(Raw records)
########

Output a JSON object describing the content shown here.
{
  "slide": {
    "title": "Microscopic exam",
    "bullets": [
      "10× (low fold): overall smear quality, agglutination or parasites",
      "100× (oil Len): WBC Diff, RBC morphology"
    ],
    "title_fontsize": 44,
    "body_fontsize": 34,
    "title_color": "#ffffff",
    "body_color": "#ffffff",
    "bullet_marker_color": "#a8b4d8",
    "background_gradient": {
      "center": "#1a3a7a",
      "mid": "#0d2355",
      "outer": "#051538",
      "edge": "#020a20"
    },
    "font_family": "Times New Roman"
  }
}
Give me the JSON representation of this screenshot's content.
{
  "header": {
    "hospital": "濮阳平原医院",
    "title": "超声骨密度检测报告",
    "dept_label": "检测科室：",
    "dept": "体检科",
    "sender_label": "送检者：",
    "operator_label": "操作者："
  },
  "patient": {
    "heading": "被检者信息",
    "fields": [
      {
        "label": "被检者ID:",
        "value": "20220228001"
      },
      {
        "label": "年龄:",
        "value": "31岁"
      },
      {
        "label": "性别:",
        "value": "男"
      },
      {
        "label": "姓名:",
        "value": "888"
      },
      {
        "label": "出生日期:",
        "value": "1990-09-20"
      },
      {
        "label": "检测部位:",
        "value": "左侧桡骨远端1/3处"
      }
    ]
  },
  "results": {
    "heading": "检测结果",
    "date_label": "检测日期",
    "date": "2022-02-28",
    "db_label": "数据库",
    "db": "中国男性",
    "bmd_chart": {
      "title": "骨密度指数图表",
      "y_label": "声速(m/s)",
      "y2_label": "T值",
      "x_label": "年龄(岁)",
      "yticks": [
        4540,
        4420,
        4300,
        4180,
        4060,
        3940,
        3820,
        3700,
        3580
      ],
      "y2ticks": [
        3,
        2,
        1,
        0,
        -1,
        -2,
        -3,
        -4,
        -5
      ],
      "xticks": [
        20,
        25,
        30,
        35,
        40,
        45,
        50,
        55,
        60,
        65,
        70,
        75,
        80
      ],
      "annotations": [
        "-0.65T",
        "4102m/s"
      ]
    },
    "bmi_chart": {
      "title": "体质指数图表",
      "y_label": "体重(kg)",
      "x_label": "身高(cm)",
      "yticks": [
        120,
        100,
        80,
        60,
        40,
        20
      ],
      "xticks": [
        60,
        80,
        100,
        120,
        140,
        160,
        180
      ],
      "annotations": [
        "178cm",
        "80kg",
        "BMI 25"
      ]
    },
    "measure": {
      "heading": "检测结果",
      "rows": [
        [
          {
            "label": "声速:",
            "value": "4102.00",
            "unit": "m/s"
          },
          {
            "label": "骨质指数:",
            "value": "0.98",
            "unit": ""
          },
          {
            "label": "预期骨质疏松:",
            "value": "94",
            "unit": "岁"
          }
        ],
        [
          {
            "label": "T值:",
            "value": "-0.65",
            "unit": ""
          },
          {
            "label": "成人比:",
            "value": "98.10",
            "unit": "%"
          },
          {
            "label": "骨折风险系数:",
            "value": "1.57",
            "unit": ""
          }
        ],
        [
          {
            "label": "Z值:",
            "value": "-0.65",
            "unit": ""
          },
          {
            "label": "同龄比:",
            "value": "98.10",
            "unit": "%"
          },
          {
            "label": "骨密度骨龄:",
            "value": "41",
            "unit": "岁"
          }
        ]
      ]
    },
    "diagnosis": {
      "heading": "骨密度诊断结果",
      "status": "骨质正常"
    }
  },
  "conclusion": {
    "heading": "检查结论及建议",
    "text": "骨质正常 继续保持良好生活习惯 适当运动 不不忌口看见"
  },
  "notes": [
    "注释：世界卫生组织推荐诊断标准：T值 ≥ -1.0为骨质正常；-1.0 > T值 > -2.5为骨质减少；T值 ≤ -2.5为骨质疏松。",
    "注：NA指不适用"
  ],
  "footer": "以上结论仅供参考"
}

########

## SHORT TASK
Transcribe all of the lines in the records precisely.

## REPLY TO THE TASK
Output a JSON object describing the content shown here.
{
  "slide": {
    "title": "Microscopic exam",
    "bullets": [
      "10× (low fold): overall smear quality, agglutination or parasites",
      "100× (oil Len): WBC Diff, RBC morphology"
    ],
    "title_fontsize": 44,
    "body_fontsize": 34,
    "title_color": "#ffffff",
    "body_color": "#ffffff",
    "bullet_marker_color": "#a8b4d8",
    "background_gradient": {
      "center": "#1a3a7a",
      "mid": "#0d2355",
      "outer": "#051538",
      "edge": "#020a20"
    },
    "font_family": "Times New Roman"
  }
}
Give me the JSON representation of this screenshot's content.
{
  "header": {
    "hospital": "濮阳平原医院",
    "title": "超声骨密度检测报告",
    "dept_label": "检测科室：",
    "dept": "体检科",
    "sender_label": "送检者：",
    "operator_label": "操作者："
  },
  "patient": {
    "heading": "被检者信息",
    "fields": [
      {
        "label": "被检者ID:",
        "value": "20220228001"
      },
      {
        "label": "年龄:",
        "value": "31岁"
      },
      {
        "label": "性别:",
        "value": "男"
      },
      {
        "label": "姓名:",
        "value": "888"
      },
      {
        "label": "出生日期:",
        "value": "1990-09-20"
      },
      {
        "label": "检测部位:",
        "value": "左侧桡骨远端1/3处"
      }
    ]
  },
  "results": {
    "heading": "检测结果",
    "date_label": "检测日期",
    "date": "2022-02-28",
    "db_label": "数据库",
    "db": "中国男性",
    "bmd_chart": {
      "title": "骨密度指数图表",
      "y_label": "声速(m/s)",
      "y2_label": "T值",
      "x_label": "年龄(岁)",
      "yticks": [
        4540,
        4420,
        4300,
        4180,
        4060,
        3940,
        3820,
        3700,
        3580
      ],
      "y2ticks": [
        3,
        2,
        1,
        0,
        -1,
        -2,
        -3,
        -4,
        -5
      ],
      "xticks": [
        20,
        25,
        30,
        35,
        40,
        45,
        50,
        55,
        60,
        65,
        70,
        75,
        80
      ],
      "annotations": [
        "-0.65T",
        "4102m/s"
      ]
    },
    "bmi_chart": {
      "title": "体质指数图表",
      "y_label": "体重(kg)",
      "x_label": "身高(cm)",
      "yticks": [
        120,
        100,
        80,
        60,
        40,
        20
      ],
      "xticks": [
        60,
        80,
        100,
        120,
        140,
        160,
        180
      ],
      "annotations": [
        "178cm",
        "80kg",
        "BMI 25"
      ]
    },
    "measure": {
      "heading": "检测结果",
      "rows": [
        [
          {
            "label": "声速:",
            "value": "4102.00",
            "unit": "m/s"
          },
          {
            "label": "骨质指数:",
            "value": "0.98",
            "unit": ""
          },
          {
            "label": "预期骨质疏松:",
            "value": "94",
            "unit": "岁"
          }
        ],
        [
          {
            "label": "T值:",
            "value": "-0.65",
            "unit": ""
          },
          {
            "label": "成人比:",
            "value": "98.10",
            "unit": "%"
          },
          {
            "label": "骨折风险系数:",
            "value": "1.57",
            "unit": ""
          }
        ],
        [
          {
            "label": "Z值:",
            "value": "-0.65",
            "unit": ""
          },
          {
            "label": "同龄比:",
            "value": "98.10",
            "unit": "%"
          },
          {
            "label": "骨密度骨龄:",
            "value": "41",
            "unit": "岁"
          }
        ]
      ]
    },
    "diagnosis": {
      "heading": "骨密度诊断结果",
      "status": "骨质正常"
    }
  },
  "conclusion": {
    "heading": "检查结论及建议",
    "text": "骨质正常 继续保持良好生活习惯 适当运动 不不忌口看见"
  },
  "notes": [
    "注释：世界卫生组织推荐诊断标准：T值 ≥ -1.0为骨质正常；-1.0 > T值 > -2.5为骨质减少；T值 ≤ -2.5为骨质疏松。",
    "注：NA指不适用"
  ],
  "footer": "以上结论仅供参考"
}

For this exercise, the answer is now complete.